# Records for this task:
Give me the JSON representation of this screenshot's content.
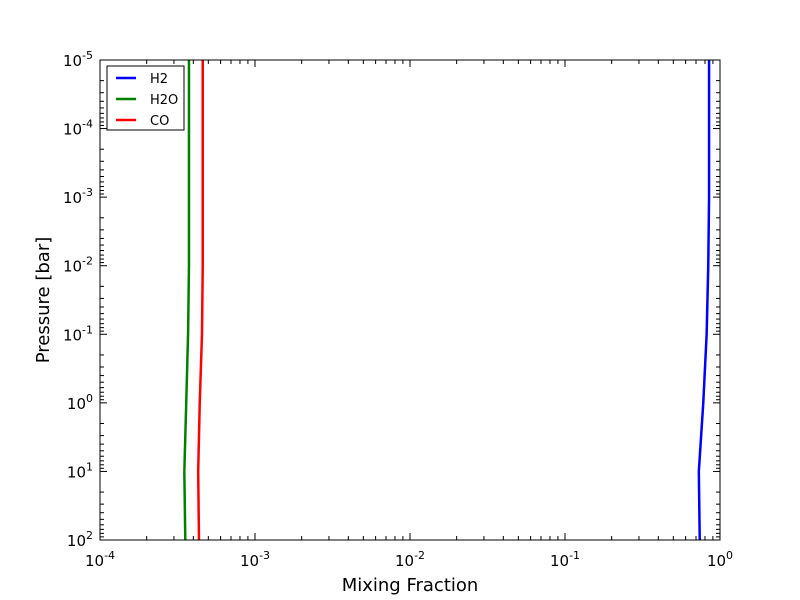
{
  "chart_data": {
    "type": "line",
    "xlabel": "Mixing Fraction",
    "ylabel": "Pressure [bar]",
    "xscale": "log",
    "yscale": "log",
    "yaxis_inverted": true,
    "xlim": [
      0.0001,
      1
    ],
    "ylim": [
      100,
      1e-05
    ],
    "grid": false,
    "legend_position": "top-left",
    "x_ticks": [
      {
        "base": "10",
        "exp": "-4"
      },
      {
        "base": "10",
        "exp": "-3"
      },
      {
        "base": "10",
        "exp": "-2"
      },
      {
        "base": "10",
        "exp": "-1"
      },
      {
        "base": "10",
        "exp": "0"
      }
    ],
    "y_ticks": [
      {
        "base": "10",
        "exp": "-5"
      },
      {
        "base": "10",
        "exp": "-4"
      },
      {
        "base": "10",
        "exp": "-3"
      },
      {
        "base": "10",
        "exp": "-2"
      },
      {
        "base": "10",
        "exp": "-1"
      },
      {
        "base": "10",
        "exp": "0"
      },
      {
        "base": "10",
        "exp": "1"
      },
      {
        "base": "10",
        "exp": "2"
      }
    ],
    "series": [
      {
        "name": "H2",
        "color": "#0000ff",
        "points": [
          [
            0.85,
            1e-05
          ],
          [
            0.85,
            0.001
          ],
          [
            0.84,
            0.01
          ],
          [
            0.82,
            0.1
          ],
          [
            0.78,
            1
          ],
          [
            0.73,
            10
          ],
          [
            0.74,
            100
          ]
        ]
      },
      {
        "name": "H2O",
        "color": "#008000",
        "points": [
          [
            0.000375,
            1e-05
          ],
          [
            0.000375,
            0.001
          ],
          [
            0.000375,
            0.01
          ],
          [
            0.00037,
            0.1
          ],
          [
            0.00036,
            1
          ],
          [
            0.00035,
            10
          ],
          [
            0.000355,
            100
          ]
        ]
      },
      {
        "name": "CO",
        "color": "#ff0000",
        "points": [
          [
            0.00046,
            1e-05
          ],
          [
            0.00046,
            0.001
          ],
          [
            0.00046,
            0.01
          ],
          [
            0.000455,
            0.1
          ],
          [
            0.00044,
            1
          ],
          [
            0.00043,
            10
          ],
          [
            0.000435,
            100
          ]
        ]
      }
    ]
  }
}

# Exercise brief:
Look above for lines with the word "color" and copy them all.

# Reply:
        "color": "#0000ff",
        "color": "#008000",
        "color": "#ff0000",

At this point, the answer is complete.